The task: Search the material for the string "heladas" and copy each line where it occurs.
-------- Provided entries --------
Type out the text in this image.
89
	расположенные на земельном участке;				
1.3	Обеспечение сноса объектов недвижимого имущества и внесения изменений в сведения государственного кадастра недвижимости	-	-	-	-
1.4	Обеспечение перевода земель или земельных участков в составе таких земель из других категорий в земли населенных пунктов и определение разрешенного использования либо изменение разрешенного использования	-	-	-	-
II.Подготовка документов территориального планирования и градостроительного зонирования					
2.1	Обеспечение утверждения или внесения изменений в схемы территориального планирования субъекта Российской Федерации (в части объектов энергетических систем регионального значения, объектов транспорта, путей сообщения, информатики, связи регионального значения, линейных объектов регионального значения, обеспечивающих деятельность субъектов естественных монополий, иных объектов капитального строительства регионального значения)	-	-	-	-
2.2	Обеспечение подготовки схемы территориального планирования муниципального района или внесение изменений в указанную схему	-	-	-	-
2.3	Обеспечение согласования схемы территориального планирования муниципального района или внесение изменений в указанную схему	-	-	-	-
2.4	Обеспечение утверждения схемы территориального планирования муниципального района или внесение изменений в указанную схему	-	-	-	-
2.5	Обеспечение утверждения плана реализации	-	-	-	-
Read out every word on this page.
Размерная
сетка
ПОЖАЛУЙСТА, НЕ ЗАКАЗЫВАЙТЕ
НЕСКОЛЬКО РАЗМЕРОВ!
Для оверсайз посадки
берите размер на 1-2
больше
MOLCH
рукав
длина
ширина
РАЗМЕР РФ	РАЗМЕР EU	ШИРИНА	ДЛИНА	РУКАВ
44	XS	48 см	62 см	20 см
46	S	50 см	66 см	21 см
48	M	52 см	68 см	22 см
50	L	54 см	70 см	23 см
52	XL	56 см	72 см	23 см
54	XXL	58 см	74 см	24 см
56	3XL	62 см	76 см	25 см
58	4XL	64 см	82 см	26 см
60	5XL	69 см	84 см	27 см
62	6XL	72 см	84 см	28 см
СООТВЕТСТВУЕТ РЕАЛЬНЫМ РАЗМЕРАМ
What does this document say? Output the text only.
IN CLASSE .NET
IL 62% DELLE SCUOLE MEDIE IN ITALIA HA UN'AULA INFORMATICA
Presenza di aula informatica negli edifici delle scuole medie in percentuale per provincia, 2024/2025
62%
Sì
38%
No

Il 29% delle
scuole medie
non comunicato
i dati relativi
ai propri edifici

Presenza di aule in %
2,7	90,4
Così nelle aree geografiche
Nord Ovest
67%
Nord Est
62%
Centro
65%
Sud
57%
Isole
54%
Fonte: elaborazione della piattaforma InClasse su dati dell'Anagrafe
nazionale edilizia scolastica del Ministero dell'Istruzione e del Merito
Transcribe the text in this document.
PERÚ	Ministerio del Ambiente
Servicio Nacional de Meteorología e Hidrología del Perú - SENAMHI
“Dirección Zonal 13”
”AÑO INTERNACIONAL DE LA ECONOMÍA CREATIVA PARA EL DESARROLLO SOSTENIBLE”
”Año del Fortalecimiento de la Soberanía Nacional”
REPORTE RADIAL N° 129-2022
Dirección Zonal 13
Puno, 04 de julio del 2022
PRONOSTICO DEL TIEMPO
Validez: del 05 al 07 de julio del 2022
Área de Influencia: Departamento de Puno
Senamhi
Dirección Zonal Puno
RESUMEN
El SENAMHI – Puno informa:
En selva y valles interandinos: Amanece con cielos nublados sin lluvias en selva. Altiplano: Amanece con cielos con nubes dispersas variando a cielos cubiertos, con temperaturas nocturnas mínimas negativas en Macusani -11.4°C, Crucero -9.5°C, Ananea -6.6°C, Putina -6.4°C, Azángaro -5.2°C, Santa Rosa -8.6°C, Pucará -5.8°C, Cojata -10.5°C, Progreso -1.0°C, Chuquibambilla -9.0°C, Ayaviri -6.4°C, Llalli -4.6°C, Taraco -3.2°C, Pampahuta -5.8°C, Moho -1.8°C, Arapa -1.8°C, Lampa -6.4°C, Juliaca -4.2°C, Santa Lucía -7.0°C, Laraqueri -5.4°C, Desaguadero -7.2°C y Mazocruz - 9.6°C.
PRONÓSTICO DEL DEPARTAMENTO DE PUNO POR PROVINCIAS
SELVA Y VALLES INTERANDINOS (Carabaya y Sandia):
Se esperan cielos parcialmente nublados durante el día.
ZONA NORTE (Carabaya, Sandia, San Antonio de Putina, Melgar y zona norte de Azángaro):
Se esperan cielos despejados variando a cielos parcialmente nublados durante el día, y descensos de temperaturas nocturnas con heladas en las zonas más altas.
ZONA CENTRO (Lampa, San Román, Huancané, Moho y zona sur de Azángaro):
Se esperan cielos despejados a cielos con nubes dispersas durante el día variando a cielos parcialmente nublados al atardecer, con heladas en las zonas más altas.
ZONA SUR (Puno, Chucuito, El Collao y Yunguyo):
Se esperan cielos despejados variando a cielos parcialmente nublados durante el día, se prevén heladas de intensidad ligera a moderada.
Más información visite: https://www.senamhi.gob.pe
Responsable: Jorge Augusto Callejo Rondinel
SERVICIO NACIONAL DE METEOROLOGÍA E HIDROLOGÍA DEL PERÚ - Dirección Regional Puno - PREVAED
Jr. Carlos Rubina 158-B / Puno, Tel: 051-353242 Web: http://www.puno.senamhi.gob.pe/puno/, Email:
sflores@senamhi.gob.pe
--------
Answer to this task:
Se esperan cielos despejados variando a cielos parcialmente nublados durante el día, y descensos de temperaturas nocturnas con heladas en las zonas más altas.
Se esperan cielos despejados a cielos con nubes dispersas durante el día variando a cielos parcialmente nublados al atardecer, con heladas en las zonas más altas.
Se esperan cielos despejados variando a cielos parcialmente nublados durante el día, se prevén heladas de intensidad ligera a moderada.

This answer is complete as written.